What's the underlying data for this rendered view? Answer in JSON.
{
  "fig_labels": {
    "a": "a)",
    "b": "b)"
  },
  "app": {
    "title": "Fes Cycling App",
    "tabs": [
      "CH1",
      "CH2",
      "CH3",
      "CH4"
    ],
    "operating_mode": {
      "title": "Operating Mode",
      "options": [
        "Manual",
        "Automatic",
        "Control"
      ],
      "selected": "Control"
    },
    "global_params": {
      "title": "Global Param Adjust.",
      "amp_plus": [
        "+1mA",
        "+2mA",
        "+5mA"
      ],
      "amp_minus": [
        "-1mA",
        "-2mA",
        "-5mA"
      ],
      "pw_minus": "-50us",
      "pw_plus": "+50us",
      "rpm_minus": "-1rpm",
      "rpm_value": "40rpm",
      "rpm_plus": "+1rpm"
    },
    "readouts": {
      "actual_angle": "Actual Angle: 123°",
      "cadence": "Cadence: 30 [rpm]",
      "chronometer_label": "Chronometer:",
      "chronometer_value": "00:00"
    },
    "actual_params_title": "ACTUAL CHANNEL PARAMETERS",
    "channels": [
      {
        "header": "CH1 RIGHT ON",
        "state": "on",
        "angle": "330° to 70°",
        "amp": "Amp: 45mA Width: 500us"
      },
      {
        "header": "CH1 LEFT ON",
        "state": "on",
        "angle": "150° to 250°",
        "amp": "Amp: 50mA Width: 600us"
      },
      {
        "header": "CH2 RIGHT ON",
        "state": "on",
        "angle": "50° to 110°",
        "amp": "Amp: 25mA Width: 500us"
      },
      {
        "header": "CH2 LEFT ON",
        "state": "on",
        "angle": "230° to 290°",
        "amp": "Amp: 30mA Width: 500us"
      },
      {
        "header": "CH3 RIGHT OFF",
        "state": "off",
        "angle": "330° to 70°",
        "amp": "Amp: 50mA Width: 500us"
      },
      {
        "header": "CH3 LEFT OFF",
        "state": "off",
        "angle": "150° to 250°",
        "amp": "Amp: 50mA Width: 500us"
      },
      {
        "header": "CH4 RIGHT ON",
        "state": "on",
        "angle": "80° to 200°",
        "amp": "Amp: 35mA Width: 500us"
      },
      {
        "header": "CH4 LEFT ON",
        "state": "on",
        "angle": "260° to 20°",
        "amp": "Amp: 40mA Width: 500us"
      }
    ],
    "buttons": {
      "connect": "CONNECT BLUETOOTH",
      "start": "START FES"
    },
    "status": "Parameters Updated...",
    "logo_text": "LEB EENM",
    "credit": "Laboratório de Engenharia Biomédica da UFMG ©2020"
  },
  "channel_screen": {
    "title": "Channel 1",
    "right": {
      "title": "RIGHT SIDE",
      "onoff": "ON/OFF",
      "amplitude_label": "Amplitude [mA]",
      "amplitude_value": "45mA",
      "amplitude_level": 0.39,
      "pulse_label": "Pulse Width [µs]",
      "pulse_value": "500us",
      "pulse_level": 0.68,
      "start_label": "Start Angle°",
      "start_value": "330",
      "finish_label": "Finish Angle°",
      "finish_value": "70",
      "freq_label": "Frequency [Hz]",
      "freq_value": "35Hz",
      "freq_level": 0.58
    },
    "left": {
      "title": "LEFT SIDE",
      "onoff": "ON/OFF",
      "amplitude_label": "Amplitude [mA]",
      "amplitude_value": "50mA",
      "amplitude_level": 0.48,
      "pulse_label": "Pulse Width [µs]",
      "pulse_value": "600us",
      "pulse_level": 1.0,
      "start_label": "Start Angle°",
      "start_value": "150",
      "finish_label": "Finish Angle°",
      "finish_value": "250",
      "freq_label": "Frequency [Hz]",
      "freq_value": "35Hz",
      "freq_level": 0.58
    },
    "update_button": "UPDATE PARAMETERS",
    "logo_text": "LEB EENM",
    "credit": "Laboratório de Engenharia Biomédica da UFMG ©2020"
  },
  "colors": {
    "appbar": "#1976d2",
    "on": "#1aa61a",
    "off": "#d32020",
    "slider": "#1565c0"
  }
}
--------
* [Requirements] Copy out the material above in its entirety. Every detail must match.

* [Answer below]
What's the underlying data for this rendered view? Answer in JSON.
{
  "fig_labels": {
    "a": "a)",
    "b": "b)"
  },
  "app": {
    "title": "Fes Cycling App",
    "tabs": [
      "CH1",
      "CH2",
      "CH3",
      "CH4"
    ],
    "operating_mode": {
      "title": "Operating Mode",
      "options": [
        "Manual",
        "Automatic",
        "Control"
      ],
      "selected": "Control"
    },
    "global_params": {
      "title": "Global Param Adjust.",
      "amp_plus": [
        "+1mA",
        "+2mA",
        "+5mA"
      ],
      "amp_minus": [
        "-1mA",
        "-2mA",
        "-5mA"
      ],
      "pw_minus": "-50us",
      "pw_plus": "+50us",
      "rpm_minus": "-1rpm",
      "rpm_value": "40rpm",
      "rpm_plus": "+1rpm"
    },
    "readouts": {
      "actual_angle": "Actual Angle: 123°",
      "cadence": "Cadence: 30 [rpm]",
      "chronometer_label": "Chronometer:",
      "chronometer_value": "00:00"
    },
    "actual_params_title": "ACTUAL CHANNEL PARAMETERS",
    "channels": [
      {
        "header": "CH1 RIGHT ON",
        "state": "on",
        "angle": "330° to 70°",
        "amp": "Amp: 45mA Width: 500us"
      },
      {
        "header": "CH1 LEFT ON",
        "state": "on",
        "angle": "150° to 250°",
        "amp": "Amp: 50mA Width: 600us"
      },
      {
        "header": "CH2 RIGHT ON",
        "state": "on",
        "angle": "50° to 110°",
        "amp": "Amp: 25mA Width: 500us"
      },
      {
        "header": "CH2 LEFT ON",
        "state": "on",
        "angle": "230° to 290°",
        "amp": "Amp: 30mA Width: 500us"
      },
      {
        "header": "CH3 RIGHT OFF",
        "state": "off",
        "angle": "330° to 70°",
        "amp": "Amp: 50mA Width: 500us"
      },
      {
        "header": "CH3 LEFT OFF",
        "state": "off",
        "angle": "150° to 250°",
        "amp": "Amp: 50mA Width: 500us"
      },
      {
        "header": "CH4 RIGHT ON",
        "state": "on",
        "angle": "80° to 200°",
        "amp": "Amp: 35mA Width: 500us"
      },
      {
        "header": "CH4 LEFT ON",
        "state": "on",
        "angle": "260° to 20°",
        "amp": "Amp: 40mA Width: 500us"
      }
    ],
    "buttons": {
      "connect": "CONNECT BLUETOOTH",
      "start": "START FES"
    },
    "status": "Parameters Updated...",
    "logo_text": "LEB EENM",
    "credit": "Laboratório de Engenharia Biomédica da UFMG ©2020"
  },
  "channel_screen": {
    "title": "Channel 1",
    "right": {
      "title": "RIGHT SIDE",
      "onoff": "ON/OFF",
      "amplitude_label": "Amplitude [mA]",
      "amplitude_value": "45mA",
      "amplitude_level": 0.39,
      "pulse_label": "Pulse Width [µs]",
      "pulse_value": "500us",
      "pulse_level": 0.68,
      "start_label": "Start Angle°",
      "start_value": "330",
      "finish_label": "Finish Angle°",
      "finish_value": "70",
      "freq_label": "Frequency [Hz]",
      "freq_value": "35Hz",
      "freq_level": 0.58
    },
    "left": {
      "title": "LEFT SIDE",
      "onoff": "ON/OFF",
      "amplitude_label": "Amplitude [mA]",
      "amplitude_value": "50mA",
      "amplitude_level": 0.48,
      "pulse_label": "Pulse Width [µs]",
      "pulse_value": "600us",
      "pulse_level": 1.0,
      "start_label": "Start Angle°",
      "start_value": "150",
      "finish_label": "Finish Angle°",
      "finish_value": "250",
      "freq_label": "Frequency [Hz]",
      "freq_value": "35Hz",
      "freq_level": 0.58
    },
    "update_button": "UPDATE PARAMETERS",
    "logo_text": "LEB EENM",
    "credit": "Laboratório de Engenharia Biomédica da UFMG ©2020"
  },
  "colors": {
    "appbar": "#1976d2",
    "on": "#1aa61a",
    "off": "#d32020",
    "slider": "#1565c0"
  }
}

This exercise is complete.